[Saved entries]

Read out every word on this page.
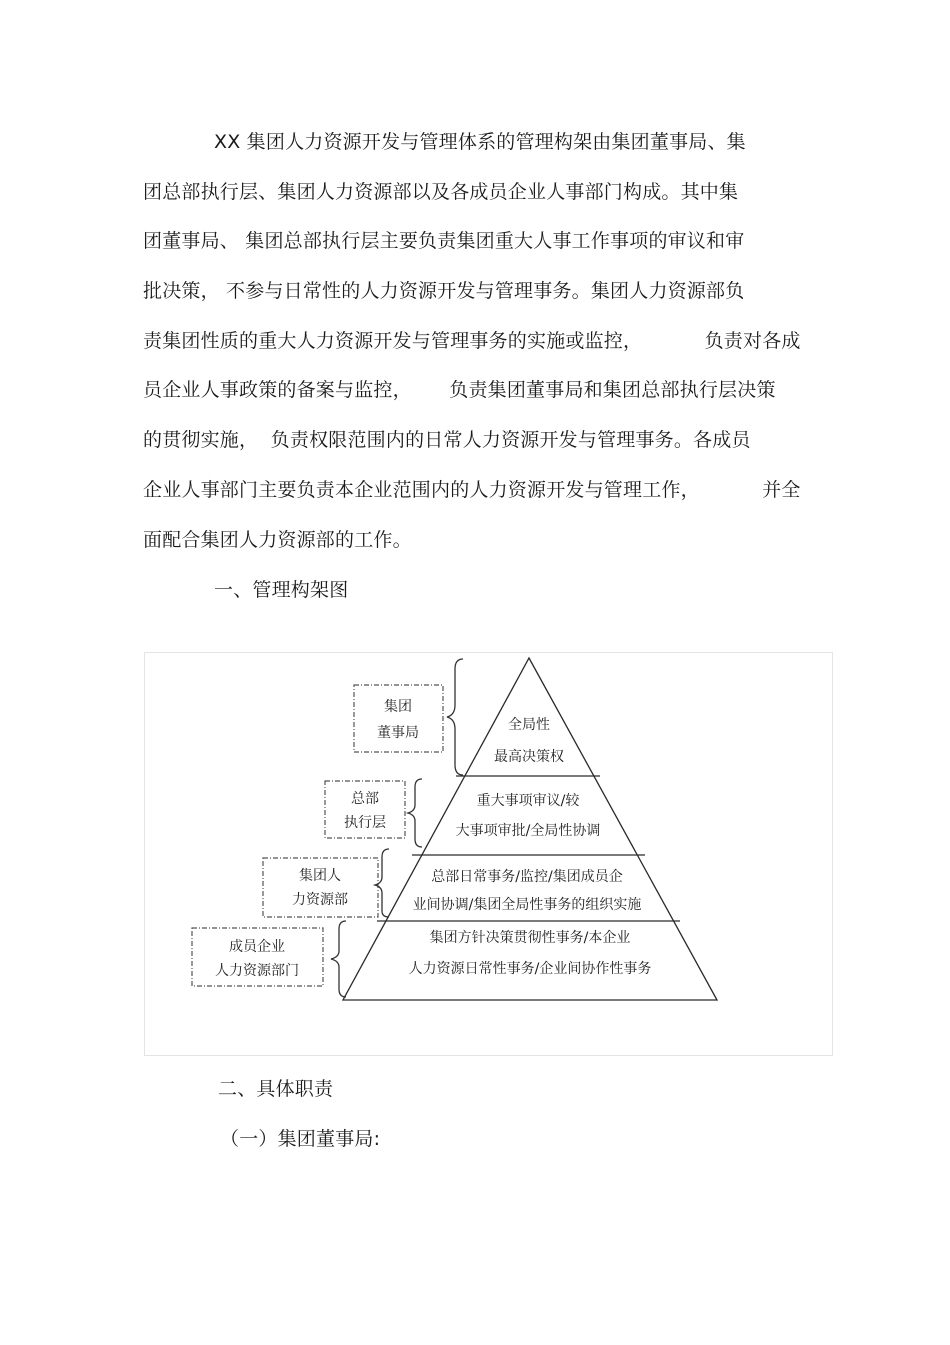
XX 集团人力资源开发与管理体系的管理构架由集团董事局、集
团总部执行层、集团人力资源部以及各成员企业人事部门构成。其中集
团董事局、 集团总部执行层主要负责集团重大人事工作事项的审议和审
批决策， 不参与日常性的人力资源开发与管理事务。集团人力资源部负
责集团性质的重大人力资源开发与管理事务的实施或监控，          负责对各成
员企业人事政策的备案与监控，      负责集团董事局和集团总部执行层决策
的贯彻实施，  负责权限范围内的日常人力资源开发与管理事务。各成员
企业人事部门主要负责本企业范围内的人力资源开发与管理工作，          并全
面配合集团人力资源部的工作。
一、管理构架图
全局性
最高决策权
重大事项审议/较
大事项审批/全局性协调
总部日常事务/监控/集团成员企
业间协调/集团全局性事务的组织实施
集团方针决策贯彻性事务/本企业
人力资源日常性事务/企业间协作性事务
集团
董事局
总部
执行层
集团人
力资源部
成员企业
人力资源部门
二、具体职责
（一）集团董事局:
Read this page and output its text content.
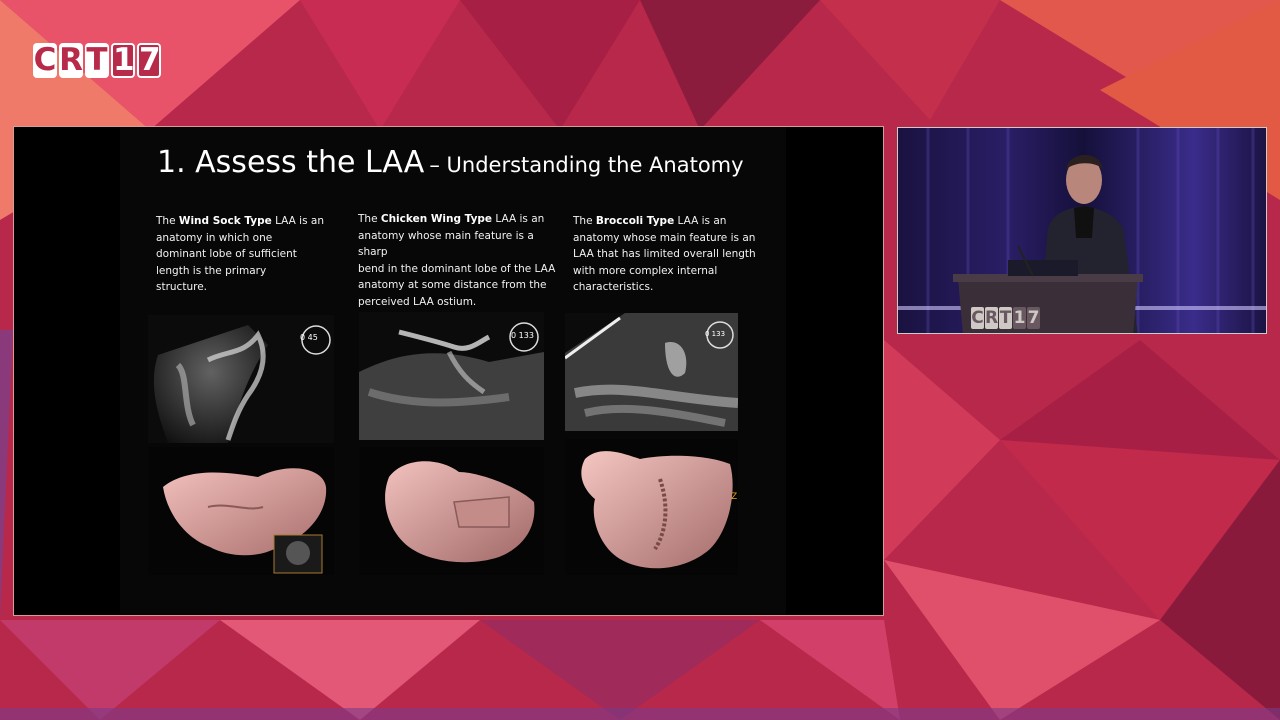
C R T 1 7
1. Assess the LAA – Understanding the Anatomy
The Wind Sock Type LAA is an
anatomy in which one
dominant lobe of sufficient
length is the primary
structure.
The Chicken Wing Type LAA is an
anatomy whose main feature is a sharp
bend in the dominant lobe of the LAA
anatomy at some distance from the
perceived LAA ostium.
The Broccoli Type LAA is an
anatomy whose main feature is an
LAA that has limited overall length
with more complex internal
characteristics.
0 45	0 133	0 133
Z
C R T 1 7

# Given problem
Give again, unchanged, only the lines from the line containing "Read this page and output its text content." to the last line of the records above. Pictures do not belong in the copy.

# Solution to the problem
Read this page and output its text content.
C R T 1 7
1. Assess the LAA – Understanding the Anatomy
The Wind Sock Type LAA is an
anatomy in which one
dominant lobe of sufficient
length is the primary
structure.
The Chicken Wing Type LAA is an
anatomy whose main feature is a sharp
bend in the dominant lobe of the LAA
anatomy at some distance from the
perceived LAA ostium.
The Broccoli Type LAA is an
anatomy whose main feature is an
LAA that has limited overall length
with more complex internal
characteristics.
0 45	0 133	0 133
Z
C R T 1 7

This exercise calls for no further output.